- [Exercise] Restate the data exactly as given and keep the pictures out.

- [Records shown]
[START]

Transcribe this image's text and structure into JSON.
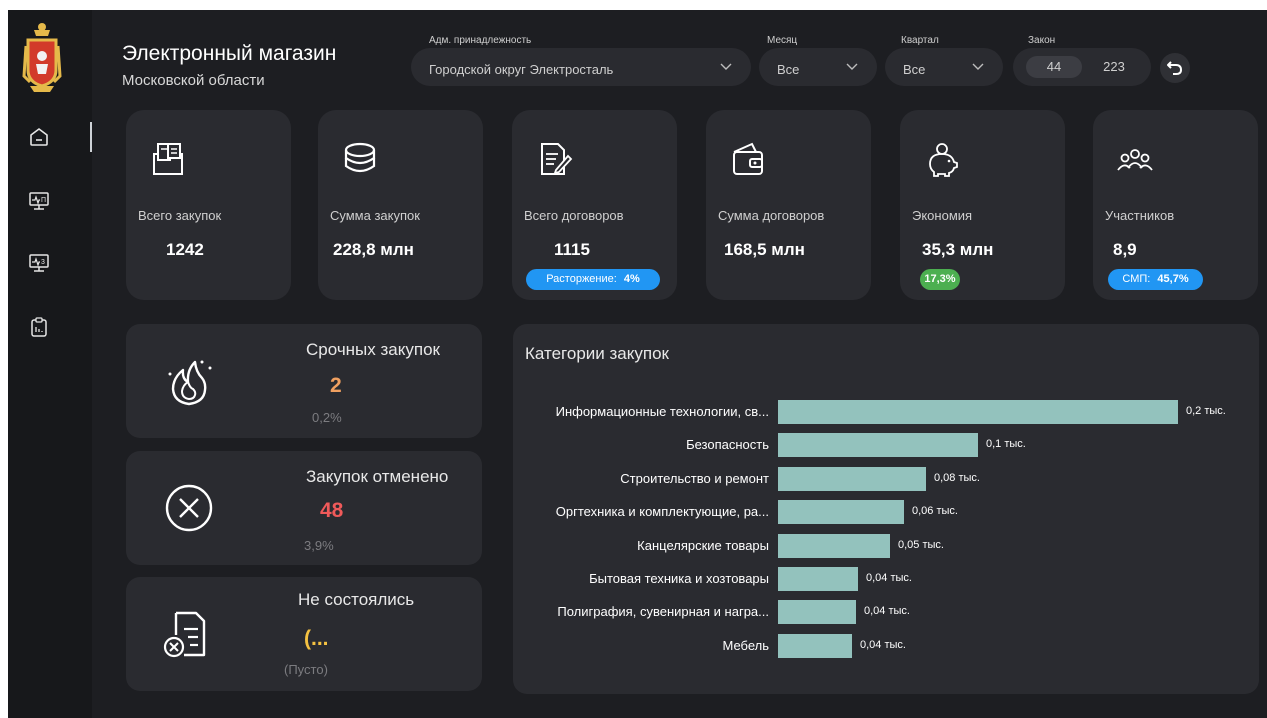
{
  "header": {
    "title": "Электронный магазин",
    "subtitle": "Московской области"
  },
  "filters": {
    "adm_label": "Адм. принадлежность",
    "adm_value": "Городской округ Электросталь",
    "month_label": "Месяц",
    "month_value": "Все",
    "quarter_label": "Квартал",
    "quarter_value": "Все",
    "law_label": "Закон",
    "law_options": [
      "44",
      "223"
    ]
  },
  "nav": {
    "items": [
      "home-icon",
      "monitor-ready-icon",
      "monitor-3-icon",
      "clipboard-report-icon"
    ],
    "monitor_p_text": "П",
    "monitor_3_text": "3"
  },
  "kpis": [
    {
      "icon": "documents-box-icon",
      "label": "Всего закупок",
      "value": "1242"
    },
    {
      "icon": "coins-stack-icon",
      "label": "Сумма закупок",
      "value": "228,8 млн"
    },
    {
      "icon": "contract-sign-icon",
      "label": "Всего договоров",
      "value": "1115",
      "badge_label": "Расторжение:",
      "badge_value": "4%",
      "badge_color": "#2196f3"
    },
    {
      "icon": "wallet-icon",
      "label": "Сумма договоров",
      "value": "168,5 млн"
    },
    {
      "icon": "piggy-bank-icon",
      "label": "Экономия",
      "value": "35,3 млн",
      "badge_value": "17,3%",
      "badge_color": "#4caf50"
    },
    {
      "icon": "participants-icon",
      "label": "Участников",
      "value": "8,9",
      "badge_label": "СМП:",
      "badge_value": "45,7%",
      "badge_color": "#2196f3"
    }
  ],
  "cards": {
    "urgent": {
      "title": "Срочных закупок",
      "value": "2",
      "sub": "0,2%",
      "color": "#f0a060"
    },
    "cancelled": {
      "title": "Закупок отменено",
      "value": "48",
      "sub": "3,9%",
      "color": "#f05a5a"
    },
    "failed": {
      "title": "Не состоялись",
      "value": "(...",
      "sub": "(Пусто)",
      "color": "#f5c242"
    }
  },
  "chart_data": {
    "type": "bar",
    "orientation": "horizontal",
    "title": "Категории закупок",
    "unit": "тыс.",
    "bar_color": "#93c2bd",
    "categories": [
      "Информационные технологии, св...",
      "Безопасность",
      "Строительство и ремонт",
      "Оргтехника и комплектующие, ра...",
      "Канцелярские товары",
      "Бытовая техника и хозтовары",
      "Полиграфия, сувенирная и награ...",
      "Мебель"
    ],
    "values": [
      0.2,
      0.1,
      0.074,
      0.063,
      0.056,
      0.04,
      0.039,
      0.037
    ],
    "labels": [
      "0,2 тыс.",
      "0,1 тыс.",
      "0,08 тыс.",
      "0,06 тыс.",
      "0,05 тыс.",
      "0,04 тыс.",
      "0,04 тыс.",
      "0,04 тыс."
    ],
    "xlim": [
      0,
      0.2
    ]
  }
}
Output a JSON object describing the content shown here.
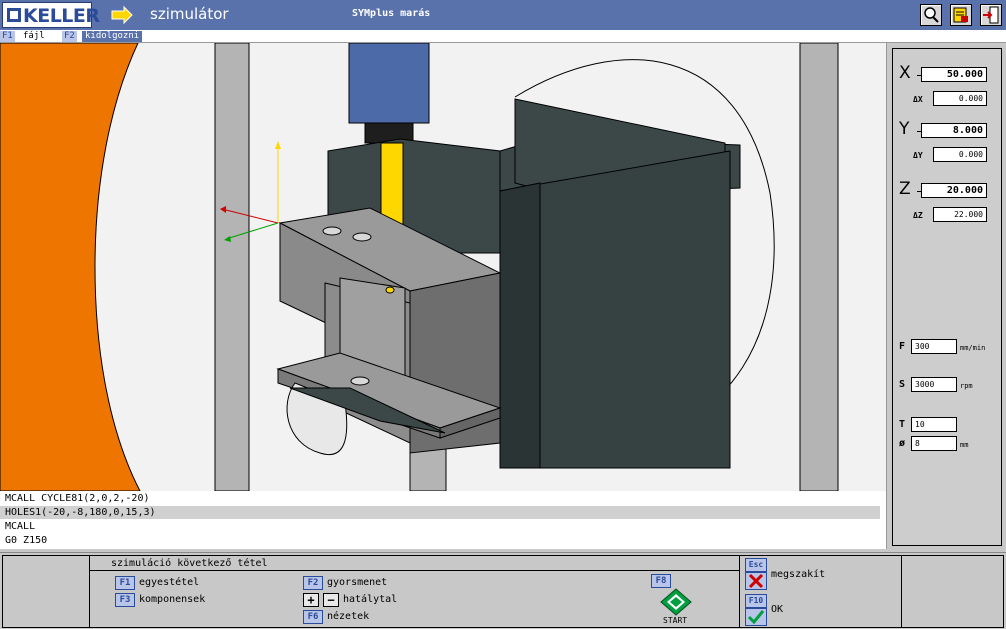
{
  "titlebar": {
    "logo": "KELLER",
    "mode": "szimulátor",
    "title": "SYMplus marás",
    "buttons": [
      "zoom-icon",
      "settings-icon",
      "exit-icon"
    ]
  },
  "menu": [
    {
      "key": "F1",
      "label": "fájl"
    },
    {
      "key": "F2",
      "label": "kidolgozni"
    }
  ],
  "coords": {
    "x": {
      "label": "X",
      "value": "50.000",
      "delta_label": "ΔX",
      "delta": "0.000"
    },
    "y": {
      "label": "Y",
      "value": "8.000",
      "delta_label": "ΔY",
      "delta": "0.000"
    },
    "z": {
      "label": "Z",
      "value": "20.000",
      "delta_label": "ΔZ",
      "delta": "22.000"
    }
  },
  "params": {
    "f": {
      "label": "F",
      "value": "300",
      "unit": "mm/min"
    },
    "s": {
      "label": "S",
      "value": "3000",
      "unit": "rpm"
    },
    "t": {
      "label": "T",
      "value": "10"
    },
    "d": {
      "label": "ø",
      "value": "8",
      "unit": "mm"
    }
  },
  "program": [
    "MCALL CYCLE81(2,0,2,-20)",
    "HOLES1(-20,-8,180,0,15,3)",
    "MCALL",
    "G0 Z150"
  ],
  "bottom": {
    "heading": "szimuláció következő tétel",
    "f1": {
      "key": "F1",
      "label": "egyestétel"
    },
    "f3": {
      "key": "F3",
      "label": "komponensek"
    },
    "f2": {
      "key": "F2",
      "label": "gyorsmenet"
    },
    "plus": "+",
    "minus": "−",
    "hataly": "hatálytal",
    "f6": {
      "key": "F6",
      "label": "nézetek"
    },
    "f8": {
      "key": "F8",
      "label": "START"
    },
    "esc": {
      "key": "Esc",
      "label": "megszakít"
    },
    "f10": {
      "key": "F10",
      "label": "OK"
    }
  },
  "colors": {
    "titlebar": "#5a72ac",
    "orange": "#ee7600",
    "tool_blue": "#4d6aa8",
    "drill": "#ffd700",
    "vise_dark": "#3c4848",
    "part_gray": "#8c8c8c"
  }
}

[END]

- [Reply]
Transcribe this image's text and structure into JSON.
{
  "header": {
    "title": "Электронный магазин",
    "subtitle": "Московской области"
  },
  "filters": {
    "adm_label": "Адм. принадлежность",
    "adm_value": "Городской округ Электросталь",
    "month_label": "Месяц",
    "month_value": "Все",
    "quarter_label": "Квартал",
    "quarter_value": "Все",
    "law_label": "Закон",
    "law_options": [
      "44",
      "223"
    ]
  },
  "nav": {
    "items": [
      "home-icon",
      "monitor-ready-icon",
      "monitor-3-icon",
      "clipboard-report-icon"
    ],
    "monitor_p_text": "П",
    "monitor_3_text": "3"
  },
  "kpis": [
    {
      "icon": "documents-box-icon",
      "label": "Всего закупок",
      "value": "1242"
    },
    {
      "icon": "coins-stack-icon",
      "label": "Сумма закупок",
      "value": "228,8 млн"
    },
    {
      "icon": "contract-sign-icon",
      "label": "Всего договоров",
      "value": "1115",
      "badge_label": "Расторжение:",
      "badge_value": "4%",
      "badge_color": "#2196f3"
    },
    {
      "icon": "wallet-icon",
      "label": "Сумма договоров",
      "value": "168,5 млн"
    },
    {
      "icon": "piggy-bank-icon",
      "label": "Экономия",
      "value": "35,3 млн",
      "badge_value": "17,3%",
      "badge_color": "#4caf50"
    },
    {
      "icon": "participants-icon",
      "label": "Участников",
      "value": "8,9",
      "badge_label": "СМП:",
      "badge_value": "45,7%",
      "badge_color": "#2196f3"
    }
  ],
  "cards": {
    "urgent": {
      "title": "Срочных закупок",
      "value": "2",
      "sub": "0,2%",
      "color": "#f0a060"
    },
    "cancelled": {
      "title": "Закупок отменено",
      "value": "48",
      "sub": "3,9%",
      "color": "#f05a5a"
    },
    "failed": {
      "title": "Не состоялись",
      "value": "(...",
      "sub": "(Пусто)",
      "color": "#f5c242"
    }
  },
  "chart_data": {
    "type": "bar",
    "orientation": "horizontal",
    "title": "Категории закупок",
    "unit": "тыс.",
    "bar_color": "#93c2bd",
    "categories": [
      "Информационные технологии, св...",
      "Безопасность",
      "Строительство и ремонт",
      "Оргтехника и комплектующие, ра...",
      "Канцелярские товары",
      "Бытовая техника и хозтовары",
      "Полиграфия, сувенирная и награ...",
      "Мебель"
    ],
    "values": [
      0.2,
      0.1,
      0.074,
      0.063,
      0.056,
      0.04,
      0.039,
      0.037
    ],
    "labels": [
      "0,2 тыс.",
      "0,1 тыс.",
      "0,08 тыс.",
      "0,06 тыс.",
      "0,05 тыс.",
      "0,04 тыс.",
      "0,04 тыс.",
      "0,04 тыс."
    ],
    "xlim": [
      0,
      0.2
    ]
  }
}
Output a JSON object describing the content shown here.
{
  "titlebar": {
    "logo": "KELLER",
    "mode": "szimulátor",
    "title": "SYMplus marás",
    "buttons": [
      "zoom-icon",
      "settings-icon",
      "exit-icon"
    ]
  },
  "menu": [
    {
      "key": "F1",
      "label": "fájl"
    },
    {
      "key": "F2",
      "label": "kidolgozni"
    }
  ],
  "coords": {
    "x": {
      "label": "X",
      "value": "50.000",
      "delta_label": "ΔX",
      "delta": "0.000"
    },
    "y": {
      "label": "Y",
      "value": "8.000",
      "delta_label": "ΔY",
      "delta": "0.000"
    },
    "z": {
      "label": "Z",
      "value": "20.000",
      "delta_label": "ΔZ",
      "delta": "22.000"
    }
  },
  "params": {
    "f": {
      "label": "F",
      "value": "300",
      "unit": "mm/min"
    },
    "s": {
      "label": "S",
      "value": "3000",
      "unit": "rpm"
    },
    "t": {
      "label": "T",
      "value": "10"
    },
    "d": {
      "label": "ø",
      "value": "8",
      "unit": "mm"
    }
  },
  "program": [
    "MCALL CYCLE81(2,0,2,-20)",
    "HOLES1(-20,-8,180,0,15,3)",
    "MCALL",
    "G0 Z150"
  ],
  "bottom": {
    "heading": "szimuláció következő tétel",
    "f1": {
      "key": "F1",
      "label": "egyestétel"
    },
    "f3": {
      "key": "F3",
      "label": "komponensek"
    },
    "f2": {
      "key": "F2",
      "label": "gyorsmenet"
    },
    "plus": "+",
    "minus": "−",
    "hataly": "hatálytal",
    "f6": {
      "key": "F6",
      "label": "nézetek"
    },
    "f8": {
      "key": "F8",
      "label": "START"
    },
    "esc": {
      "key": "Esc",
      "label": "megszakít"
    },
    "f10": {
      "key": "F10",
      "label": "OK"
    }
  },
  "colors": {
    "titlebar": "#5a72ac",
    "orange": "#ee7600",
    "tool_blue": "#4d6aa8",
    "drill": "#ffd700",
    "vise_dark": "#3c4848",
    "part_gray": "#8c8c8c"
  }
}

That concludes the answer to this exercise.